▸ Goal:
Extract each line of the data below exactly as written.

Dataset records
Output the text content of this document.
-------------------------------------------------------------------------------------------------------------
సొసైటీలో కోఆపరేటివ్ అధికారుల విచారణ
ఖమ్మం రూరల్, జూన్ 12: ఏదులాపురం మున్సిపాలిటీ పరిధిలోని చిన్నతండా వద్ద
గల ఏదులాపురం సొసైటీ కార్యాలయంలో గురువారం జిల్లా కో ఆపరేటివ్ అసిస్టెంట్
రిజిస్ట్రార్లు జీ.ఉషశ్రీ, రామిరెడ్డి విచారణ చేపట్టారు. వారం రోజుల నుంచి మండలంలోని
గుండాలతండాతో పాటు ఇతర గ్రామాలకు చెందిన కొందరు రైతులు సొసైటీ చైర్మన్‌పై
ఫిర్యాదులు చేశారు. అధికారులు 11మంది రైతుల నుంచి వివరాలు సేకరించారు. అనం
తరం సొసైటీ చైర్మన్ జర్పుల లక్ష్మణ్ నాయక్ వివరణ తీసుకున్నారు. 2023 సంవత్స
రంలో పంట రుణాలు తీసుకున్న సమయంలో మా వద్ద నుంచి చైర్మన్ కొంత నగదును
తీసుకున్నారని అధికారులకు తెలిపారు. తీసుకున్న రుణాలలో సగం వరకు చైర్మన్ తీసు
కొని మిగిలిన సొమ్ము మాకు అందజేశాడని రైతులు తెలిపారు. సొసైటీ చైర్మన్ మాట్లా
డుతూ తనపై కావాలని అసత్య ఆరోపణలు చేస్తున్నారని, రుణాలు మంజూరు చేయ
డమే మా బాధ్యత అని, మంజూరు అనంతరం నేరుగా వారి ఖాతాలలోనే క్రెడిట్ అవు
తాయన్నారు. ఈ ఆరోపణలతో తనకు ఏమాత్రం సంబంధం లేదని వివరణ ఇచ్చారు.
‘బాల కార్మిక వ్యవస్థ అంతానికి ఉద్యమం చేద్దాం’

▸ Exercise solution:
Output the text content of this document.
-------------------------------------------------------------------------------------------------------------
సొసైటీలో కోఆపరేటివ్ అధికారుల విచారణ
ఖమ్మం రూరల్, జూన్ 12: ఏదులాపురం మున్సిపాలిటీ పరిధిలోని చిన్నతండా వద్ద
గల ఏదులాపురం సొసైటీ కార్యాలయంలో గురువారం జిల్లా కో ఆపరేటివ్ అసిస్టెంట్
రిజిస్ట్రార్లు జీ.ఉషశ్రీ, రామిరెడ్డి విచారణ చేపట్టారు. వారం రోజుల నుంచి మండలంలోని
గుండాలతండాతో పాటు ఇతర గ్రామాలకు చెందిన కొందరు రైతులు సొసైటీ చైర్మన్‌పై
ఫిర్యాదులు చేశారు. అధికారులు 11మంది రైతుల నుంచి వివరాలు సేకరించారు. అనం
తరం సొసైటీ చైర్మన్ జర్పుల లక్ష్మణ్ నాయక్ వివరణ తీసుకున్నారు. 2023 సంవత్స
రంలో పంట రుణాలు తీసుకున్న సమయంలో మా వద్ద నుంచి చైర్మన్ కొంత నగదును
తీసుకున్నారని అధికారులకు తెలిపారు. తీసుకున్న రుణాలలో సగం వరకు చైర్మన్ తీసు
కొని మిగిలిన సొమ్ము మాకు అందజేశాడని రైతులు తెలిపారు. సొసైటీ చైర్మన్ మాట్లా
డుతూ తనపై కావాలని అసత్య ఆరోపణలు చేస్తున్నారని, రుణాలు మంజూరు చేయ
డమే మా బాధ్యత అని, మంజూరు అనంతరం నేరుగా వారి ఖాతాలలోనే క్రెడిట్ అవు
తాయన్నారు. ఈ ఆరోపణలతో తనకు ఏమాత్రం సంబంధం లేదని వివరణ ఇచ్చారు.
‘బాల కార్మిక వ్యవస్థ అంతానికి ఉద్యమం చేద్దాం’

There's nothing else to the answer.